● Work required
Pick out all lines of the entries that include the word "лесных" and copy them.

● Records shown
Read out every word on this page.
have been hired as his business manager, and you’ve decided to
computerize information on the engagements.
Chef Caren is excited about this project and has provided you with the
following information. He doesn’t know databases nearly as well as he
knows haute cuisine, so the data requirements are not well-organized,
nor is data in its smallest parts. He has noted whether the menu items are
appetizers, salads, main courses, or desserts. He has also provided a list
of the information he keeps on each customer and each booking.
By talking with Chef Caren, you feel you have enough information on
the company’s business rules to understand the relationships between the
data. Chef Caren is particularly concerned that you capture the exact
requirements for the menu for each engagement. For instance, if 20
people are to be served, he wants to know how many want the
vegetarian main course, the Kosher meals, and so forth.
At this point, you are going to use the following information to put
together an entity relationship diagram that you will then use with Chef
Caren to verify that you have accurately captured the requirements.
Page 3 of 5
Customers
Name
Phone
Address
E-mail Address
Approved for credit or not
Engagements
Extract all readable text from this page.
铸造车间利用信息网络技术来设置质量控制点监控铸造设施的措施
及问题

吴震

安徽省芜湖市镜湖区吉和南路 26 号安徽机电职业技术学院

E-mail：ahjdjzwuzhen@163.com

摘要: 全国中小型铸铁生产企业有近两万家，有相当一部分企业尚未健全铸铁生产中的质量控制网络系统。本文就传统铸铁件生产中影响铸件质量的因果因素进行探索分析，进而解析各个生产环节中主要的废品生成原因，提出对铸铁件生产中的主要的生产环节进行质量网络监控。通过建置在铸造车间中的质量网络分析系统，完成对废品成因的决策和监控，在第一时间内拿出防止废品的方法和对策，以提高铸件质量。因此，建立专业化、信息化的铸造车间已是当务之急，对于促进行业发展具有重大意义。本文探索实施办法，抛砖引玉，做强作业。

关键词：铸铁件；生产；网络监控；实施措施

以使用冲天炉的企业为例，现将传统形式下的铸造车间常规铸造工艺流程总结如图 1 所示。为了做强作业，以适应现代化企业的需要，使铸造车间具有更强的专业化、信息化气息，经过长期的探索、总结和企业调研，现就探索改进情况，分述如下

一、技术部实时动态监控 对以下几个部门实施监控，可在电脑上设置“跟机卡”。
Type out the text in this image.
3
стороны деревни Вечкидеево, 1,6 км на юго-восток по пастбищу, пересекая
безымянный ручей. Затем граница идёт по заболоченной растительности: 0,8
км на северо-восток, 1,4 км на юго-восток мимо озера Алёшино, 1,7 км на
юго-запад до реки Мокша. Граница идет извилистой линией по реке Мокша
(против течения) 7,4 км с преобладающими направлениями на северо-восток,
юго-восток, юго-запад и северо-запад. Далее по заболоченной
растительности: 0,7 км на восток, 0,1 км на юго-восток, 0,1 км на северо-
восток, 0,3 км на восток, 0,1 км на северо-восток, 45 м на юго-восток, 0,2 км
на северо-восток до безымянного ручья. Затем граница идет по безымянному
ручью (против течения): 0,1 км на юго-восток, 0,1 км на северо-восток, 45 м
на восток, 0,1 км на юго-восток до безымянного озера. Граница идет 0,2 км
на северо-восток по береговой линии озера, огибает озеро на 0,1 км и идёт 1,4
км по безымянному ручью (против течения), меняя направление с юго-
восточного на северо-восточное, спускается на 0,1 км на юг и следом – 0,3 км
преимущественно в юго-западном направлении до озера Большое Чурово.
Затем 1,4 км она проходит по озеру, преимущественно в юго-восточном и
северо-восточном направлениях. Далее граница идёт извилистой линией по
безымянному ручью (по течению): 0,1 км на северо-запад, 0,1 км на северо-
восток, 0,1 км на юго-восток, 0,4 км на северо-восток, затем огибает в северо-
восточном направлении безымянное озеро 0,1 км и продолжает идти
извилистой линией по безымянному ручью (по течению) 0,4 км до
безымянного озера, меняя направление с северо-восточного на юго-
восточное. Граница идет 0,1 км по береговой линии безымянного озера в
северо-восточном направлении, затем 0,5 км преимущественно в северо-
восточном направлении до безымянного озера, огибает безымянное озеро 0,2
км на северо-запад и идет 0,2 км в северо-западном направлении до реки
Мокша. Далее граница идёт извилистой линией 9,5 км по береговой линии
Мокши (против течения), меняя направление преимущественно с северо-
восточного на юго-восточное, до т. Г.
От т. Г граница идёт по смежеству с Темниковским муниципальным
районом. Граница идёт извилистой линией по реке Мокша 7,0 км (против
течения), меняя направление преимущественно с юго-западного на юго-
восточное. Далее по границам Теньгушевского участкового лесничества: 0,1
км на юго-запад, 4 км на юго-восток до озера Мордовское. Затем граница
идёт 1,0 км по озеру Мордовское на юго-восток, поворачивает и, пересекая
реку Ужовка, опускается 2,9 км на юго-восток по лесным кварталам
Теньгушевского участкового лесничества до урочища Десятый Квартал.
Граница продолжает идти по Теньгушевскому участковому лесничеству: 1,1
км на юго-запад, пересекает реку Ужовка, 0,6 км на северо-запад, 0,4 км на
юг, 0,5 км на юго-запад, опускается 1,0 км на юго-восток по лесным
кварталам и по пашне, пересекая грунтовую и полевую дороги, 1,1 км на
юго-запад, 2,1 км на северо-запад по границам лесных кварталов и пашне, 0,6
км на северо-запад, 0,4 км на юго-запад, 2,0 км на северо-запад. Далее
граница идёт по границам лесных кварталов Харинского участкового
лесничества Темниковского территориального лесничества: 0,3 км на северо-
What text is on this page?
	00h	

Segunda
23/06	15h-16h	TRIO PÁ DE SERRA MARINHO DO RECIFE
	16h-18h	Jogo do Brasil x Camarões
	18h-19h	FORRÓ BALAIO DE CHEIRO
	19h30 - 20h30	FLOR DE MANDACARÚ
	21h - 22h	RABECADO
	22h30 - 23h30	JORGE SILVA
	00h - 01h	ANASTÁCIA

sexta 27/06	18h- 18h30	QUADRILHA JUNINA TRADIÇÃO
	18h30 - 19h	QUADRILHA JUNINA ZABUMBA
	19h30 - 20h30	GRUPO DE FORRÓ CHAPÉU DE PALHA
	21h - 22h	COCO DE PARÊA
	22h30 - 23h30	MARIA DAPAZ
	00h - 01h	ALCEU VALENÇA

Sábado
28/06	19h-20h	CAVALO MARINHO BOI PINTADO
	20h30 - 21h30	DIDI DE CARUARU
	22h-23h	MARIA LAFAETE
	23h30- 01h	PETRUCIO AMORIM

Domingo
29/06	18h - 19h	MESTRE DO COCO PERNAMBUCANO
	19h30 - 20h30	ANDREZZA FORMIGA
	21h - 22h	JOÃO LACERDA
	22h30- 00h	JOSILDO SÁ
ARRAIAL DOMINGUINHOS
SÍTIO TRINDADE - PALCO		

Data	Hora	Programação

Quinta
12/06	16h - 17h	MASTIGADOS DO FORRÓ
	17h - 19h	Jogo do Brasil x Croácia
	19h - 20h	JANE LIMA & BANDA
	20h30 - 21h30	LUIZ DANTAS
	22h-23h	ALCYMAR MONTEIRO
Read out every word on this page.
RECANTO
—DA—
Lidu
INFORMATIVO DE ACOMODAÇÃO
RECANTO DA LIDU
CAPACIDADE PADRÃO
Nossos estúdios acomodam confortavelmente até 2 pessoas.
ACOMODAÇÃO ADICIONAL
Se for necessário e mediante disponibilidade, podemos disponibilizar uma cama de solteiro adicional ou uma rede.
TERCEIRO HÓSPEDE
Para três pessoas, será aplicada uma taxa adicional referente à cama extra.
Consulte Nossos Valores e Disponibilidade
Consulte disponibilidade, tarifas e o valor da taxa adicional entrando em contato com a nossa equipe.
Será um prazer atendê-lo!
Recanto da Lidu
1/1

● Response to the task
юго-запад, 2,1 км на северо-запад по границам лесных кварталов и пашне, 0,6
граница идёт по границам лесных кварталов Харинского участкового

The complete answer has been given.